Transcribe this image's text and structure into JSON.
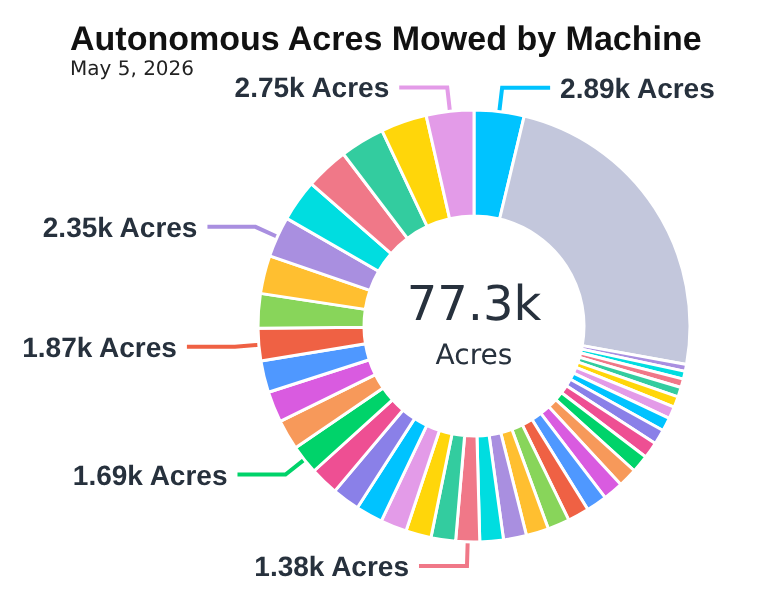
{
  "chart_data": {
    "type": "donut",
    "title": "Autonomous Acres Mowed by Machine",
    "subtitle": "May 5, 2026",
    "annotations": [
      "77.3k",
      "Acres"
    ],
    "categories": [
      null,
      null,
      null,
      null,
      null,
      null,
      null,
      null,
      null,
      null,
      null,
      null,
      null,
      null,
      null,
      null,
      null,
      null,
      null,
      null,
      null,
      null,
      null,
      null,
      null,
      null,
      null,
      null,
      null,
      null,
      null,
      null,
      null,
      null,
      null,
      null,
      null,
      null,
      null,
      null
    ],
    "values": [
      2890,
      18640,
      400,
      450,
      500,
      560,
      620,
      700,
      780,
      860,
      940,
      1020,
      1100,
      1160,
      1200,
      1240,
      1270,
      1300,
      1330,
      1360,
      1380,
      1420,
      1470,
      1520,
      1560,
      1600,
      1650,
      1690,
      1740,
      1790,
      1830,
      1870,
      2000,
      2200,
      2350,
      2420,
      2500,
      2580,
      2660,
      2750
    ],
    "value_labels": [
      "2.89k Acres",
      null,
      null,
      null,
      null,
      null,
      null,
      null,
      null,
      null,
      null,
      null,
      null,
      null,
      null,
      null,
      null,
      null,
      null,
      null,
      "1.38k Acres",
      null,
      null,
      null,
      null,
      null,
      null,
      "1.69k Acres",
      null,
      null,
      null,
      "1.87k Acres",
      null,
      null,
      "2.35k Acres",
      null,
      null,
      null,
      null,
      "2.75k Acres"
    ],
    "colors": [
      "#00c3ff",
      "#c3c7dc",
      "#a98fe0",
      "#00dde0",
      "#f07888",
      "#33cc9f",
      "#ffd60a",
      "#e39be8",
      "#00c3ff",
      "#8a80e8",
      "#ee4f93",
      "#00d36a",
      "#f7995a",
      "#d95be0",
      "#4f98ff",
      "#ef6144",
      "#88d55a",
      "#ffbf30",
      "#a98fe0",
      "#00dde0",
      "#f07888",
      "#33cc9f",
      "#ffd60a",
      "#e39be8",
      "#00c3ff",
      "#8a80e8",
      "#ee4f93",
      "#00d36a",
      "#f7995a",
      "#d95be0",
      "#4f98ff",
      "#ef6144",
      "#88d55a",
      "#ffbf30",
      "#a98fe0",
      "#00dde0",
      "#f07888",
      "#33cc9f",
      "#ffd60a",
      "#e39be8"
    ]
  }
}
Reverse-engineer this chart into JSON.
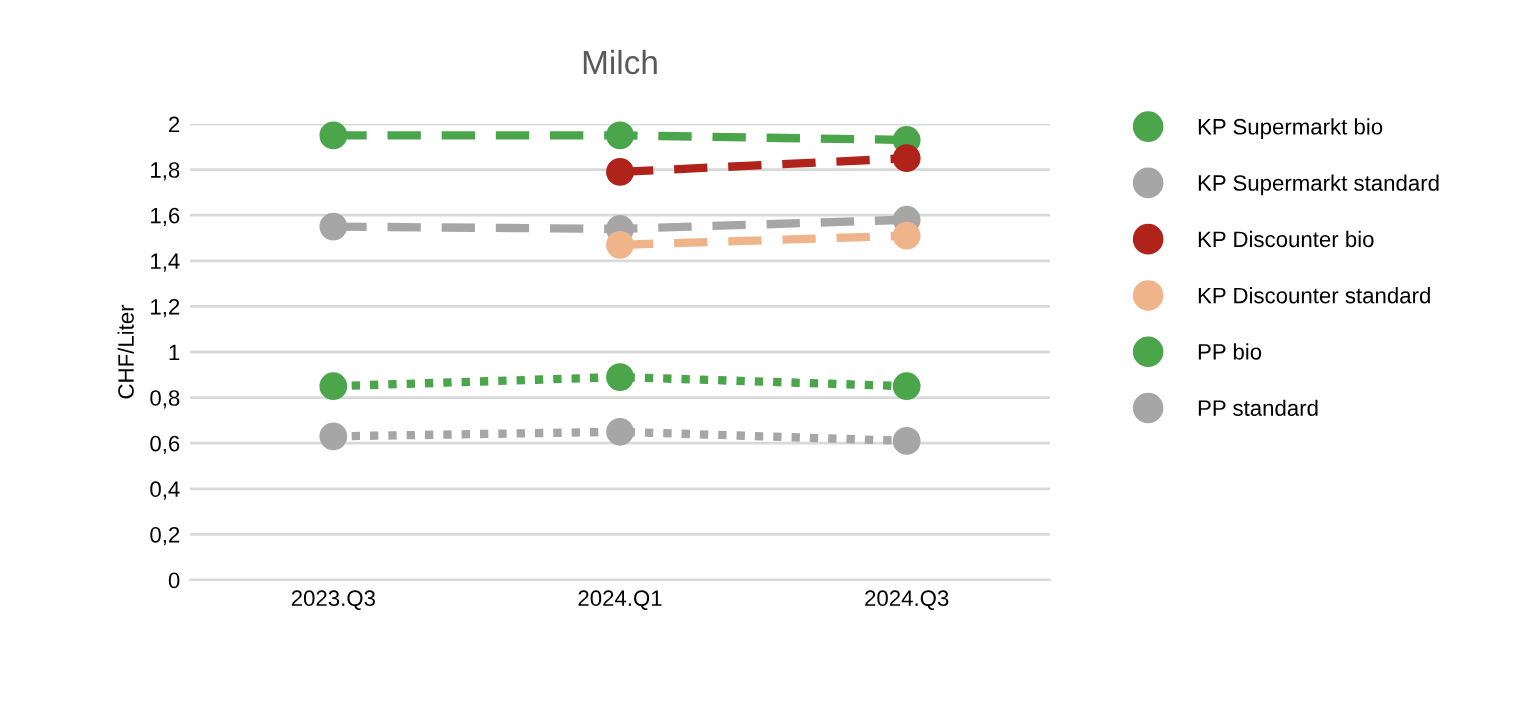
{
  "chart_data": {
    "type": "line",
    "title": "Milch",
    "ylabel": "CHF/Liter",
    "categories": [
      "2023.Q3",
      "2024.Q1",
      "2024.Q3"
    ],
    "series": [
      {
        "name": "KP Supermarkt bio",
        "color": "#4ba54b",
        "values": [
          1.95,
          1.95,
          1.93
        ],
        "line_style": "dashed"
      },
      {
        "name": "KP Supermarkt standard",
        "color": "#a6a6a6",
        "values": [
          1.55,
          1.54,
          1.58
        ],
        "line_style": "dashed"
      },
      {
        "name": "KP Discounter bio",
        "color": "#b0231a",
        "values": [
          null,
          1.79,
          1.85
        ],
        "line_style": "dashed"
      },
      {
        "name": "KP Discounter standard",
        "color": "#f0b48a",
        "values": [
          null,
          1.47,
          1.51
        ],
        "line_style": "dashed"
      },
      {
        "name": "PP bio",
        "color": "#4ba54b",
        "values": [
          0.85,
          0.89,
          0.85
        ],
        "line_style": "dotted"
      },
      {
        "name": "PP standard",
        "color": "#a6a6a6",
        "values": [
          0.63,
          0.65,
          0.61
        ],
        "line_style": "dotted"
      }
    ],
    "ylim": [
      0,
      2
    ],
    "yticks": [
      0,
      {
        "value": 0.2,
        "label": "0,2"
      },
      {
        "value": 0.4,
        "label": "0,4"
      },
      {
        "value": 0.6,
        "label": "0,6"
      },
      {
        "value": 0.8,
        "label": "0,8"
      },
      1,
      {
        "value": 1.2,
        "label": "1,2"
      },
      {
        "value": 1.4,
        "label": "1,4"
      },
      {
        "value": 1.6,
        "label": "1,6"
      },
      {
        "value": 1.8,
        "label": "1,8"
      },
      2
    ],
    "grid": "y",
    "legend": "right",
    "marker": "circle"
  }
}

### Stated task
Output the records above exactly; leave out the pictures.

### Result of this exercise
Transcribe this image's text and structure into JSON.
{
  "chart_data": {
    "type": "donut",
    "title": "Autonomous Acres Mowed by Machine",
    "subtitle": "May 5, 2026",
    "annotations": [
      "77.3k",
      "Acres"
    ],
    "categories": [
      null,
      null,
      null,
      null,
      null,
      null,
      null,
      null,
      null,
      null,
      null,
      null,
      null,
      null,
      null,
      null,
      null,
      null,
      null,
      null,
      null,
      null,
      null,
      null,
      null,
      null,
      null,
      null,
      null,
      null,
      null,
      null,
      null,
      null,
      null,
      null,
      null,
      null,
      null,
      null
    ],
    "values": [
      2890,
      18640,
      400,
      450,
      500,
      560,
      620,
      700,
      780,
      860,
      940,
      1020,
      1100,
      1160,
      1200,
      1240,
      1270,
      1300,
      1330,
      1360,
      1380,
      1420,
      1470,
      1520,
      1560,
      1600,
      1650,
      1690,
      1740,
      1790,
      1830,
      1870,
      2000,
      2200,
      2350,
      2420,
      2500,
      2580,
      2660,
      2750
    ],
    "value_labels": [
      "2.89k Acres",
      null,
      null,
      null,
      null,
      null,
      null,
      null,
      null,
      null,
      null,
      null,
      null,
      null,
      null,
      null,
      null,
      null,
      null,
      null,
      "1.38k Acres",
      null,
      null,
      null,
      null,
      null,
      null,
      "1.69k Acres",
      null,
      null,
      null,
      "1.87k Acres",
      null,
      null,
      "2.35k Acres",
      null,
      null,
      null,
      null,
      "2.75k Acres"
    ],
    "colors": [
      "#00c3ff",
      "#c3c7dc",
      "#a98fe0",
      "#00dde0",
      "#f07888",
      "#33cc9f",
      "#ffd60a",
      "#e39be8",
      "#00c3ff",
      "#8a80e8",
      "#ee4f93",
      "#00d36a",
      "#f7995a",
      "#d95be0",
      "#4f98ff",
      "#ef6144",
      "#88d55a",
      "#ffbf30",
      "#a98fe0",
      "#00dde0",
      "#f07888",
      "#33cc9f",
      "#ffd60a",
      "#e39be8",
      "#00c3ff",
      "#8a80e8",
      "#ee4f93",
      "#00d36a",
      "#f7995a",
      "#d95be0",
      "#4f98ff",
      "#ef6144",
      "#88d55a",
      "#ffbf30",
      "#a98fe0",
      "#00dde0",
      "#f07888",
      "#33cc9f",
      "#ffd60a",
      "#e39be8"
    ]
  }
}
Reverse-engineer this chart into JSON.
{
  "chart_data": {
    "type": "line",
    "title": "Milch",
    "ylabel": "CHF/Liter",
    "categories": [
      "2023.Q3",
      "2024.Q1",
      "2024.Q3"
    ],
    "series": [
      {
        "name": "KP Supermarkt bio",
        "color": "#4ba54b",
        "values": [
          1.95,
          1.95,
          1.93
        ],
        "line_style": "dashed"
      },
      {
        "name": "KP Supermarkt standard",
        "color": "#a6a6a6",
        "values": [
          1.55,
          1.54,
          1.58
        ],
        "line_style": "dashed"
      },
      {
        "name": "KP Discounter bio",
        "color": "#b0231a",
        "values": [
          null,
          1.79,
          1.85
        ],
        "line_style": "dashed"
      },
      {
        "name": "KP Discounter standard",
        "color": "#f0b48a",
        "values": [
          null,
          1.47,
          1.51
        ],
        "line_style": "dashed"
      },
      {
        "name": "PP bio",
        "color": "#4ba54b",
        "values": [
          0.85,
          0.89,
          0.85
        ],
        "line_style": "dotted"
      },
      {
        "name": "PP standard",
        "color": "#a6a6a6",
        "values": [
          0.63,
          0.65,
          0.61
        ],
        "line_style": "dotted"
      }
    ],
    "ylim": [
      0,
      2
    ],
    "yticks": [
      0,
      {
        "value": 0.2,
        "label": "0,2"
      },
      {
        "value": 0.4,
        "label": "0,4"
      },
      {
        "value": 0.6,
        "label": "0,6"
      },
      {
        "value": 0.8,
        "label": "0,8"
      },
      1,
      {
        "value": 1.2,
        "label": "1,2"
      },
      {
        "value": 1.4,
        "label": "1,4"
      },
      {
        "value": 1.6,
        "label": "1,6"
      },
      {
        "value": 1.8,
        "label": "1,8"
      },
      2
    ],
    "grid": "y",
    "legend": "right",
    "marker": "circle"
  }
}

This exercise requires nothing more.